▶ **WHAT IS NEEDED**: Return a copy of each line that holds the string "label".

▶ **PROVIDED DATA**:
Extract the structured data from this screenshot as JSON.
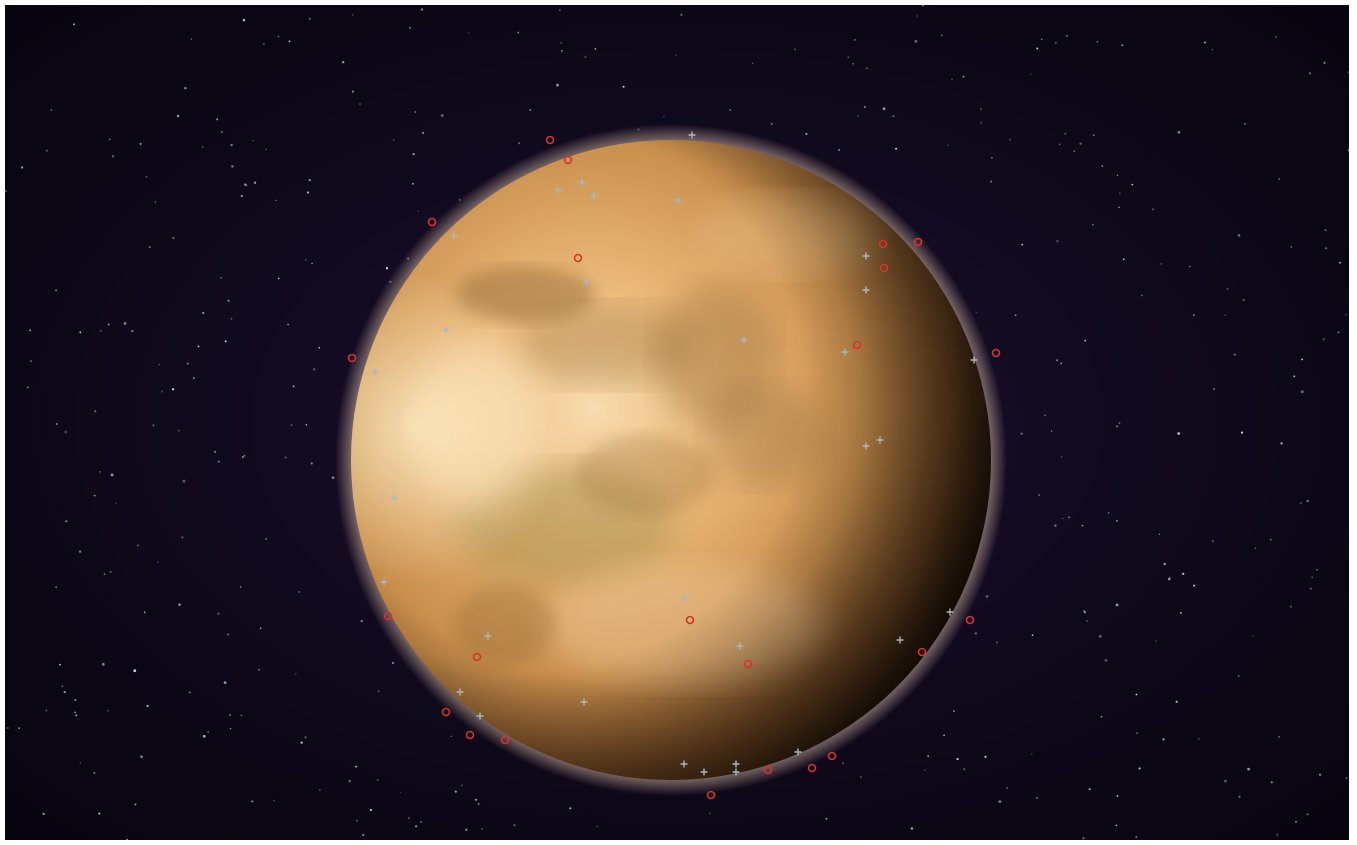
{
  "scene": {
    "background_color": "#0d0818",
    "planet_colors": {
      "highlight": "#f8dcae",
      "light": "#e9b677",
      "mid": "#c88e4c",
      "dark": "#6b4320",
      "terminator": "#1a1008",
      "atmosphere": "#f4d2b6",
      "cloud_band": "#8a6433",
      "green_tint": "#8a8442"
    },
    "marker_colors": {
      "red_circle": "#d8322c",
      "cross": "#a9b8c4"
    }
  }
}
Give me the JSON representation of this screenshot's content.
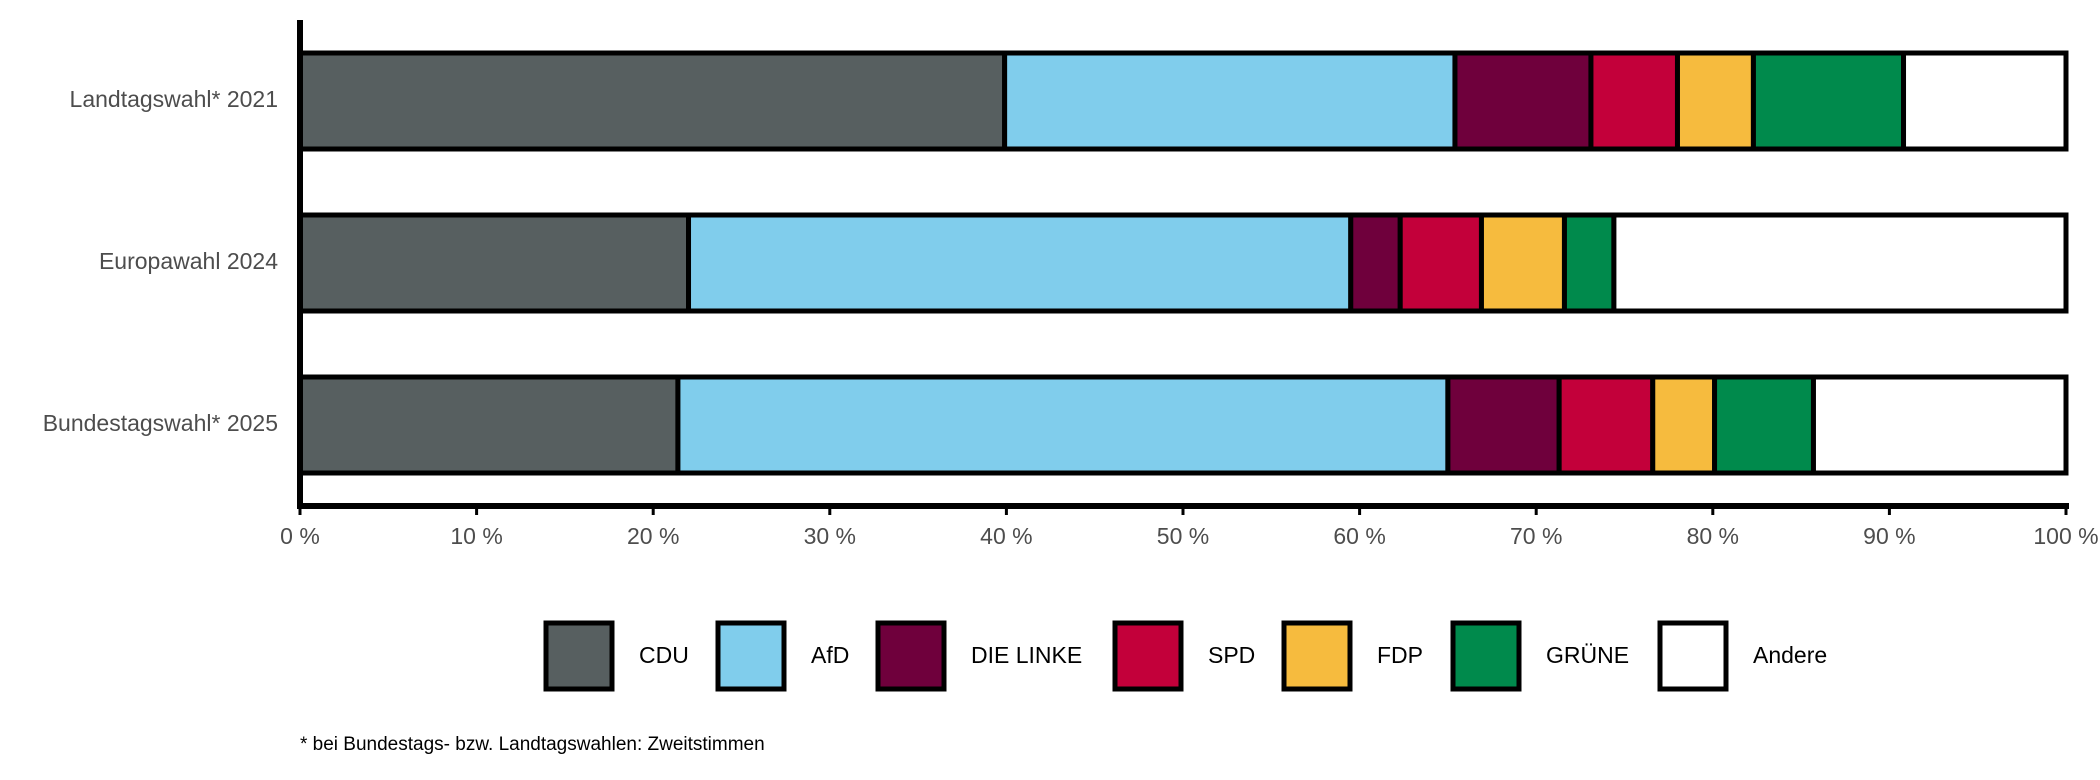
{
  "chart_data": {
    "type": "bar",
    "orientation": "horizontal",
    "stacked": true,
    "categories": [
      "Landtagswahl* 2021",
      "Europawahl 2024",
      "Bundestagswahl* 2025"
    ],
    "series": [
      {
        "name": "CDU",
        "color": "#575f60",
        "values": [
          39.9,
          22.0,
          21.4
        ]
      },
      {
        "name": "AfD",
        "color": "#80cdec",
        "values": [
          25.5,
          37.5,
          43.6
        ]
      },
      {
        "name": "DIE LINKE",
        "color": "#6f003c",
        "values": [
          7.7,
          2.8,
          6.3
        ]
      },
      {
        "name": "SPD",
        "color": "#c3003a",
        "values": [
          4.9,
          4.6,
          5.3
        ]
      },
      {
        "name": "FDP",
        "color": "#f6bb3e",
        "values": [
          4.3,
          4.7,
          3.5
        ]
      },
      {
        "name": "GRÜNE",
        "color": "#008a4c",
        "values": [
          8.5,
          2.8,
          5.6
        ]
      },
      {
        "name": "Andere",
        "color": "#ffffff",
        "values": [
          9.2,
          25.6,
          14.3
        ]
      }
    ],
    "xlim": [
      0,
      100
    ],
    "xticks": [
      {
        "value": 0,
        "label": "0 %"
      },
      {
        "value": 10,
        "label": "10 %"
      },
      {
        "value": 20,
        "label": "20 %"
      },
      {
        "value": 30,
        "label": "30 %"
      },
      {
        "value": 40,
        "label": "40 %"
      },
      {
        "value": 50,
        "label": "50 %"
      },
      {
        "value": 60,
        "label": "60 %"
      },
      {
        "value": 70,
        "label": "70 %"
      },
      {
        "value": 80,
        "label": "80 %"
      },
      {
        "value": 90,
        "label": "90 %"
      },
      {
        "value": 100,
        "label": "100 %"
      }
    ],
    "legend": "bottom",
    "footnote": "* bei Bundestags- bzw. Landtagswahlen: Zweitstimmen"
  }
}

▶ **COMPLETE ANSWER**:
        "label": "0 %"
        "label": "10 %"
        "label": "20 %"
        "label": "30 %"
        "label": "40 %"
        "label": "50 %"
        "label": "60 %"
        "label": "70 %"
        "label": "80 %"
        "label": "90 %"
        "label": "100 %"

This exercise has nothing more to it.